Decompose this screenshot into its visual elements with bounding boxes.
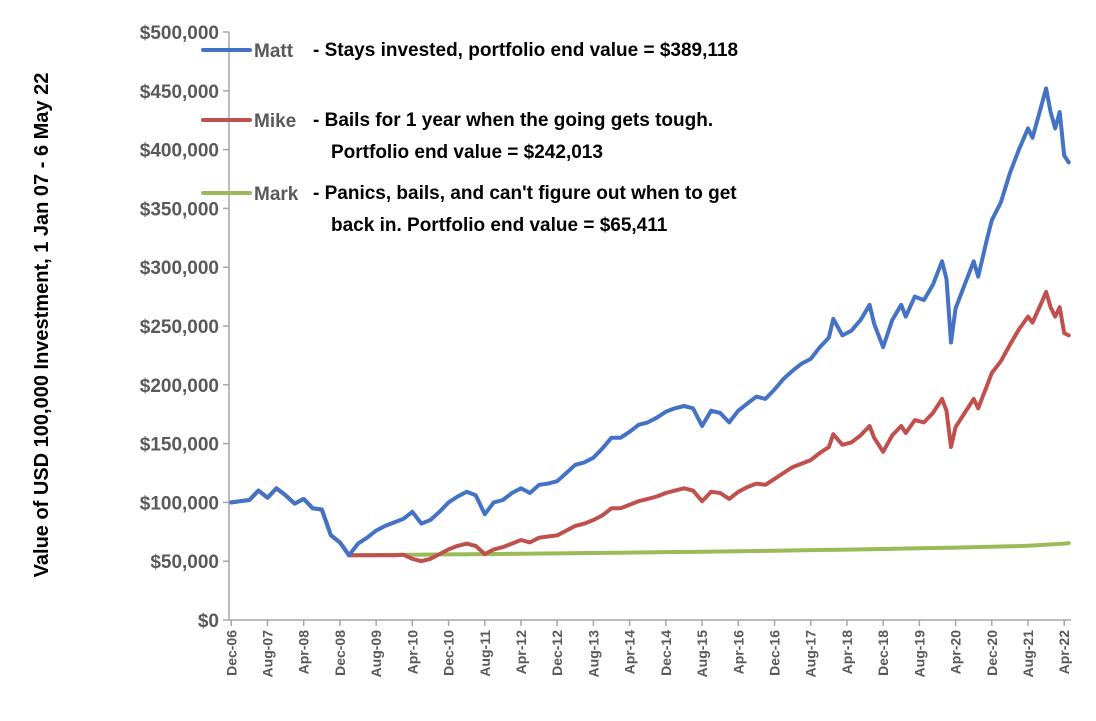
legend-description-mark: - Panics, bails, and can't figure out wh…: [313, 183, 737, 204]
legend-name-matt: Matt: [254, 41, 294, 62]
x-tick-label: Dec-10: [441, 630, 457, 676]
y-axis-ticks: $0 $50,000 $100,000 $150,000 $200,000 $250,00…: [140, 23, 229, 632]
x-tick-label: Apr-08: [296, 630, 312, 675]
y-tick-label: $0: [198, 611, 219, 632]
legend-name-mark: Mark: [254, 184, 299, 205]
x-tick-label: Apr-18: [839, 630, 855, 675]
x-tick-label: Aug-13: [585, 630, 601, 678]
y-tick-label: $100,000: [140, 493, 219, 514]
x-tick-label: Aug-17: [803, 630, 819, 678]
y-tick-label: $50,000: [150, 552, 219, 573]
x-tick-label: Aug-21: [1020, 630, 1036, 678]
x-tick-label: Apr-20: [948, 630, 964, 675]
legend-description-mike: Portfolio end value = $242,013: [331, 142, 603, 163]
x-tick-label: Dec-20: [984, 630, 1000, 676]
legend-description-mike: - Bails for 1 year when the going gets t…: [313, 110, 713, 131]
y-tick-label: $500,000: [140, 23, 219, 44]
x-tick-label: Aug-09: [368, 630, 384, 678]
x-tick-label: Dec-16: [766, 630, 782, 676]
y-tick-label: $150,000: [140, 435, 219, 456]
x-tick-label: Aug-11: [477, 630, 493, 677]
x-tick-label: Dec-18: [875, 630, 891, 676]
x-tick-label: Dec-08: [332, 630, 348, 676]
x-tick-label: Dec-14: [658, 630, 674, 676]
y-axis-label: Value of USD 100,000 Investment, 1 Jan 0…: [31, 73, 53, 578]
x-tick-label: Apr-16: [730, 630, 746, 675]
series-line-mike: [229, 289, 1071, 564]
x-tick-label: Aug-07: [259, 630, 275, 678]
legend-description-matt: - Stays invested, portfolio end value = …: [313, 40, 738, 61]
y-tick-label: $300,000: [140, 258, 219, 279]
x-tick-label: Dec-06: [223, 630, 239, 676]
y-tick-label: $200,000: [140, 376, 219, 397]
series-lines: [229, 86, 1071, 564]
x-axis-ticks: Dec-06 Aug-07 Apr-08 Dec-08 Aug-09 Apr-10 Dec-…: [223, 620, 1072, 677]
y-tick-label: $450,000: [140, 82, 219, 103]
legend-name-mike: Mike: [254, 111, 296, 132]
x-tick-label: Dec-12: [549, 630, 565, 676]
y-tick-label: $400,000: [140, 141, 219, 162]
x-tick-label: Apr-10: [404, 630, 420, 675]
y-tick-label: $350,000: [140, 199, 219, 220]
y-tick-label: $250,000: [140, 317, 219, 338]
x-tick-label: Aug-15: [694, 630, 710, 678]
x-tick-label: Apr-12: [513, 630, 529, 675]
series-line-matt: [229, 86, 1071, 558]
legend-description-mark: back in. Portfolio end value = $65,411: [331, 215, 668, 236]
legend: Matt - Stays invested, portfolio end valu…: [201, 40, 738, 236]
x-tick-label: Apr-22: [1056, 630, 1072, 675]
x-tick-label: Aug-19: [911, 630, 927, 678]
-- -- --
What is being asked:
Reproduce the whole listing above line for line, exactly as each line reads, and leave out the picture.

Worked answer:
Decompose this screenshot into its visual elements with bounding boxes.
legend-description-mark: - Panics, bails, and can't figure out wh…: [313, 183, 737, 204]
legend-name-matt: Matt: [254, 41, 294, 62]
x-tick-label: Dec-10: [441, 630, 457, 676]
y-axis-ticks: $0 $50,000 $100,000 $150,000 $200,000 $250,00…: [140, 23, 229, 632]
x-tick-label: Apr-08: [296, 630, 312, 675]
y-tick-label: $0: [198, 611, 219, 632]
legend-name-mark: Mark: [254, 184, 299, 205]
x-tick-label: Apr-18: [839, 630, 855, 675]
x-tick-label: Aug-13: [585, 630, 601, 678]
y-tick-label: $100,000: [140, 493, 219, 514]
x-tick-label: Aug-17: [803, 630, 819, 678]
y-tick-label: $50,000: [150, 552, 219, 573]
x-tick-label: Aug-21: [1020, 630, 1036, 678]
x-tick-label: Apr-20: [948, 630, 964, 675]
legend-description-mike: Portfolio end value = $242,013: [331, 142, 603, 163]
x-tick-label: Dec-20: [984, 630, 1000, 676]
legend-description-mike: - Bails for 1 year when the going gets t…: [313, 110, 713, 131]
y-tick-label: $500,000: [140, 23, 219, 44]
x-tick-label: Aug-09: [368, 630, 384, 678]
x-tick-label: Dec-16: [766, 630, 782, 676]
y-tick-label: $150,000: [140, 435, 219, 456]
x-tick-label: Aug-11: [477, 630, 493, 677]
x-tick-label: Dec-18: [875, 630, 891, 676]
x-tick-label: Dec-08: [332, 630, 348, 676]
x-tick-label: Dec-14: [658, 630, 674, 676]
y-axis-label: Value of USD 100,000 Investment, 1 Jan 0…: [31, 73, 53, 578]
x-tick-label: Apr-16: [730, 630, 746, 675]
series-line-mike: [229, 289, 1071, 564]
x-tick-label: Aug-07: [259, 630, 275, 678]
legend-description-matt: - Stays invested, portfolio end value = …: [313, 40, 738, 61]
y-tick-label: $300,000: [140, 258, 219, 279]
x-tick-label: Dec-06: [223, 630, 239, 676]
y-tick-label: $200,000: [140, 376, 219, 397]
series-lines: [229, 86, 1071, 564]
x-axis-ticks: Dec-06 Aug-07 Apr-08 Dec-08 Aug-09 Apr-10 Dec-…: [223, 620, 1072, 677]
y-tick-label: $450,000: [140, 82, 219, 103]
legend-name-mike: Mike: [254, 111, 296, 132]
x-tick-label: Dec-12: [549, 630, 565, 676]
y-tick-label: $400,000: [140, 141, 219, 162]
x-tick-label: Apr-10: [404, 630, 420, 675]
y-tick-label: $350,000: [140, 199, 219, 220]
y-tick-label: $250,000: [140, 317, 219, 338]
x-tick-label: Aug-15: [694, 630, 710, 678]
x-tick-label: Apr-12: [513, 630, 529, 675]
series-line-matt: [229, 86, 1071, 558]
legend-description-mark: back in. Portfolio end value = $65,411: [331, 215, 668, 236]
legend: Matt - Stays invested, portfolio end valu…: [201, 40, 738, 236]
x-tick-label: Apr-22: [1056, 630, 1072, 675]
x-tick-label: Aug-19: [911, 630, 927, 678]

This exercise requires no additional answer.